[What you should do]
Scan the material for the word "article", and copy each line where it shows up.

Data entries
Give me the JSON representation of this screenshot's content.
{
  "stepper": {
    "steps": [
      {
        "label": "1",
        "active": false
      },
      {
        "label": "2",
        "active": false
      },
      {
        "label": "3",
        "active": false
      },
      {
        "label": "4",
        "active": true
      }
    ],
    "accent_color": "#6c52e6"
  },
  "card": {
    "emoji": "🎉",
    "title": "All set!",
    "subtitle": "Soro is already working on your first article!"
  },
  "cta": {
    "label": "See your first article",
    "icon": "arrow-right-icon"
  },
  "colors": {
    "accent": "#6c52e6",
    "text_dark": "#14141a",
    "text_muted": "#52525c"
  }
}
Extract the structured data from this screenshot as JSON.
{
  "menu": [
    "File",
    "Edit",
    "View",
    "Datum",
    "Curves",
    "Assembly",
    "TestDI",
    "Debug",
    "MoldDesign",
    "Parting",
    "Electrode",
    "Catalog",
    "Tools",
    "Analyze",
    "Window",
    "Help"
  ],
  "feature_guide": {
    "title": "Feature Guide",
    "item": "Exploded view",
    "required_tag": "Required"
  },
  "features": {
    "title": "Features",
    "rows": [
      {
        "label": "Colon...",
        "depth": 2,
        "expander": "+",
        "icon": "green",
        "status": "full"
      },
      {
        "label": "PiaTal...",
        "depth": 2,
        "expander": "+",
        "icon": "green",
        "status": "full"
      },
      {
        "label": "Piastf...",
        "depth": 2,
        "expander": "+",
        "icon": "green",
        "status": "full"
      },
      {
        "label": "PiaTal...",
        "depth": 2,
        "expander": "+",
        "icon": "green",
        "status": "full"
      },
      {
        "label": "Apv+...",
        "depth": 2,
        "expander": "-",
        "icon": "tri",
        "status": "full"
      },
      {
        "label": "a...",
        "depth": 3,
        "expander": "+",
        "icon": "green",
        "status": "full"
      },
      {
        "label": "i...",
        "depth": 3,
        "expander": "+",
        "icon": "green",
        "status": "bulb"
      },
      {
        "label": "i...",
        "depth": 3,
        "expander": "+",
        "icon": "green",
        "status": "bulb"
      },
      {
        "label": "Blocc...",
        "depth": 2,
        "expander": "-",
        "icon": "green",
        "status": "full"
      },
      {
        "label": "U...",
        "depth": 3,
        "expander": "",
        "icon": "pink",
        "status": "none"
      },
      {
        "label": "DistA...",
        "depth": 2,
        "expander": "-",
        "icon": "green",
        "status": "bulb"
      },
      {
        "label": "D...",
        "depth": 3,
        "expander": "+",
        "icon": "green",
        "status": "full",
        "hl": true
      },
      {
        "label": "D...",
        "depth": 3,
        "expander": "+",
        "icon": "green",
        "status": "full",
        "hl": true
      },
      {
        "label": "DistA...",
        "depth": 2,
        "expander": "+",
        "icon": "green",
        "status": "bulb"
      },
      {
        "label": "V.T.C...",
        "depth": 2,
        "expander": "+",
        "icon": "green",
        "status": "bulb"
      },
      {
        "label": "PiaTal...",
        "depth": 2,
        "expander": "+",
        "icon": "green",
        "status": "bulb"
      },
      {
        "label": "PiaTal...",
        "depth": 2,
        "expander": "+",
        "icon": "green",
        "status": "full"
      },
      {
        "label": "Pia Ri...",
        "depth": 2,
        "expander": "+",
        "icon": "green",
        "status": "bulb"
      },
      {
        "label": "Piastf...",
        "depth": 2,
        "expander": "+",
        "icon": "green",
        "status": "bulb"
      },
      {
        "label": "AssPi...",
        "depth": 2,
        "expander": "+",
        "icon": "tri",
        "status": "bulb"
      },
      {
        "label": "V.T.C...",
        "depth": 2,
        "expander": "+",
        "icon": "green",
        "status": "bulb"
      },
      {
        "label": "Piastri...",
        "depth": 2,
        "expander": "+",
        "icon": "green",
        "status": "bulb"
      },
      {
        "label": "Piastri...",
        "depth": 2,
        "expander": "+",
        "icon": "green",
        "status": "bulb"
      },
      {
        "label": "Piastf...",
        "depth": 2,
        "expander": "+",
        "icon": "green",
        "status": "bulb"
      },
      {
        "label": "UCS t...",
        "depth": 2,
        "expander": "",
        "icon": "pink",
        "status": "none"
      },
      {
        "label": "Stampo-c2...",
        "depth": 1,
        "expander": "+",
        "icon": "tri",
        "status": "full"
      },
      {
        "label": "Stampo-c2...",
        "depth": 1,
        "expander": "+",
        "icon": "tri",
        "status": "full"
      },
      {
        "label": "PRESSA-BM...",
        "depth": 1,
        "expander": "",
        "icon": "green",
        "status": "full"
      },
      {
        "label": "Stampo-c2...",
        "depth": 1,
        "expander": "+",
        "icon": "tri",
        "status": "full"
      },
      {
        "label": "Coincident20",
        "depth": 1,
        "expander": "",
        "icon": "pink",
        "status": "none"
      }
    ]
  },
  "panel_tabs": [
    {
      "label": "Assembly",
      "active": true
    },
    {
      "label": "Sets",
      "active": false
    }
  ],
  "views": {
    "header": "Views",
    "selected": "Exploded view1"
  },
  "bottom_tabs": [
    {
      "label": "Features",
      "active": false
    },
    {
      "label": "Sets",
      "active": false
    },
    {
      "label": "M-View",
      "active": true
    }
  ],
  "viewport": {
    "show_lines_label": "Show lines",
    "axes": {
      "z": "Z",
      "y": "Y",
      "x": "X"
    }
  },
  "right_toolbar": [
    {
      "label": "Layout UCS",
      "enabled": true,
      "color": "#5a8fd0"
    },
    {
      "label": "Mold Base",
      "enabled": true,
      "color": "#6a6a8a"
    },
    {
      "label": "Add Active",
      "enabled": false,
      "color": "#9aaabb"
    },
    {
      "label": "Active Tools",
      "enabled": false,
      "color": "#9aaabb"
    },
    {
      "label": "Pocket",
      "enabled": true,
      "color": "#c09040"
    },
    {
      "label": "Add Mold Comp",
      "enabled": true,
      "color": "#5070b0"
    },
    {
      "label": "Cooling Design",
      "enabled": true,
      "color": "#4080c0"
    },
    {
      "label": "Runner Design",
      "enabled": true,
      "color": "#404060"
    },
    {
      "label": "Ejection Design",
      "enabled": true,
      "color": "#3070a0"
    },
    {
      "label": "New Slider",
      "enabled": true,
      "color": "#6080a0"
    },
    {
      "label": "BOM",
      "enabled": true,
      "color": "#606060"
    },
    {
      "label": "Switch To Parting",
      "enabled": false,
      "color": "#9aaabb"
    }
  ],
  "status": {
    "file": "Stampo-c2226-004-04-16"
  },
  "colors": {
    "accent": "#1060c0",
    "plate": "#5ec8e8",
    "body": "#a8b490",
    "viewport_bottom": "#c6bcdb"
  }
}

[Output for this task]
    "subtitle": "Soro is already working on your first article!"
    "label": "See your first article",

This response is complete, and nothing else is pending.